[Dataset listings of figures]
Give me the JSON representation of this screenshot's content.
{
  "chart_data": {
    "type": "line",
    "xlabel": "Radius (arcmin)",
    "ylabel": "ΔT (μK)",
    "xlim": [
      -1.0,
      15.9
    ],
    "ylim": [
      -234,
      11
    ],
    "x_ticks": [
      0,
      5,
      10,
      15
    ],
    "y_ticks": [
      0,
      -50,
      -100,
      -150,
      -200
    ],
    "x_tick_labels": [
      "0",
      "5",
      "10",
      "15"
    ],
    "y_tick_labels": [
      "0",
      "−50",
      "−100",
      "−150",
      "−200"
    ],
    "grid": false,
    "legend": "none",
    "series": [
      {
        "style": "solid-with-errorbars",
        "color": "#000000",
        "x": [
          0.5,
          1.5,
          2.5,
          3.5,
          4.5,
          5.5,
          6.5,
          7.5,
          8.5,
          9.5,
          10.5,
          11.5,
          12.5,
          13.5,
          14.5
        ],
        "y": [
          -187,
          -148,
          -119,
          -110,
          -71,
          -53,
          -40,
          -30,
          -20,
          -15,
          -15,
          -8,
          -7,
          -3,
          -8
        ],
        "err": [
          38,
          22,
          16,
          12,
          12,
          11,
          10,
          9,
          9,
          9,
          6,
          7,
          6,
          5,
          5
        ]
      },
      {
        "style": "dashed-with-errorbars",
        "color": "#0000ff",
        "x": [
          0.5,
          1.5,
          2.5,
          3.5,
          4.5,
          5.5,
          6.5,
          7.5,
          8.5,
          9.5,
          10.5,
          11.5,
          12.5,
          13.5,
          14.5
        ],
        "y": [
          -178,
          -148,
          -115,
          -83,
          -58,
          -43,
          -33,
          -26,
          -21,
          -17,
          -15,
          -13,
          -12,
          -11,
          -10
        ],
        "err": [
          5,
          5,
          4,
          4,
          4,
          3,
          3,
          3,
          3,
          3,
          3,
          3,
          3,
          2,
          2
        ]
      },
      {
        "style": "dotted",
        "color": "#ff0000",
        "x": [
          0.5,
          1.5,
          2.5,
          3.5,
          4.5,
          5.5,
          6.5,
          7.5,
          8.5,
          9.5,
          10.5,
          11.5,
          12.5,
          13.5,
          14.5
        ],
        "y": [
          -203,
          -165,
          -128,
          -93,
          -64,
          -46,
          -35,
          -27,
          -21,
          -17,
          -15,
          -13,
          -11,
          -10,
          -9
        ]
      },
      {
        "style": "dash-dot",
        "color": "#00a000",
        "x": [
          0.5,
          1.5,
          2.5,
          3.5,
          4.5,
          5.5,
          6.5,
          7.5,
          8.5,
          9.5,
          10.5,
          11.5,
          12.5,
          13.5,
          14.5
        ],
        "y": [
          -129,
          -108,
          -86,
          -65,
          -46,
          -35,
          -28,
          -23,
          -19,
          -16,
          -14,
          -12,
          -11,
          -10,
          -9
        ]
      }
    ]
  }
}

▶ [To be done]
Your task is to output the full set of records exactly as presented.

▶ [Exercise answer]
Give me the JSON representation of this screenshot's content.
{
  "chart_data": {
    "type": "line",
    "xlabel": "Radius (arcmin)",
    "ylabel": "ΔT (μK)",
    "xlim": [
      -1.0,
      15.9
    ],
    "ylim": [
      -234,
      11
    ],
    "x_ticks": [
      0,
      5,
      10,
      15
    ],
    "y_ticks": [
      0,
      -50,
      -100,
      -150,
      -200
    ],
    "x_tick_labels": [
      "0",
      "5",
      "10",
      "15"
    ],
    "y_tick_labels": [
      "0",
      "−50",
      "−100",
      "−150",
      "−200"
    ],
    "grid": false,
    "legend": "none",
    "series": [
      {
        "style": "solid-with-errorbars",
        "color": "#000000",
        "x": [
          0.5,
          1.5,
          2.5,
          3.5,
          4.5,
          5.5,
          6.5,
          7.5,
          8.5,
          9.5,
          10.5,
          11.5,
          12.5,
          13.5,
          14.5
        ],
        "y": [
          -187,
          -148,
          -119,
          -110,
          -71,
          -53,
          -40,
          -30,
          -20,
          -15,
          -15,
          -8,
          -7,
          -3,
          -8
        ],
        "err": [
          38,
          22,
          16,
          12,
          12,
          11,
          10,
          9,
          9,
          9,
          6,
          7,
          6,
          5,
          5
        ]
      },
      {
        "style": "dashed-with-errorbars",
        "color": "#0000ff",
        "x": [
          0.5,
          1.5,
          2.5,
          3.5,
          4.5,
          5.5,
          6.5,
          7.5,
          8.5,
          9.5,
          10.5,
          11.5,
          12.5,
          13.5,
          14.5
        ],
        "y": [
          -178,
          -148,
          -115,
          -83,
          -58,
          -43,
          -33,
          -26,
          -21,
          -17,
          -15,
          -13,
          -12,
          -11,
          -10
        ],
        "err": [
          5,
          5,
          4,
          4,
          4,
          3,
          3,
          3,
          3,
          3,
          3,
          3,
          3,
          2,
          2
        ]
      },
      {
        "style": "dotted",
        "color": "#ff0000",
        "x": [
          0.5,
          1.5,
          2.5,
          3.5,
          4.5,
          5.5,
          6.5,
          7.5,
          8.5,
          9.5,
          10.5,
          11.5,
          12.5,
          13.5,
          14.5
        ],
        "y": [
          -203,
          -165,
          -128,
          -93,
          -64,
          -46,
          -35,
          -27,
          -21,
          -17,
          -15,
          -13,
          -11,
          -10,
          -9
        ]
      },
      {
        "style": "dash-dot",
        "color": "#00a000",
        "x": [
          0.5,
          1.5,
          2.5,
          3.5,
          4.5,
          5.5,
          6.5,
          7.5,
          8.5,
          9.5,
          10.5,
          11.5,
          12.5,
          13.5,
          14.5
        ],
        "y": [
          -129,
          -108,
          -86,
          -65,
          -46,
          -35,
          -28,
          -23,
          -19,
          -16,
          -14,
          -12,
          -11,
          -10,
          -9
        ]
      }
    ]
  }
}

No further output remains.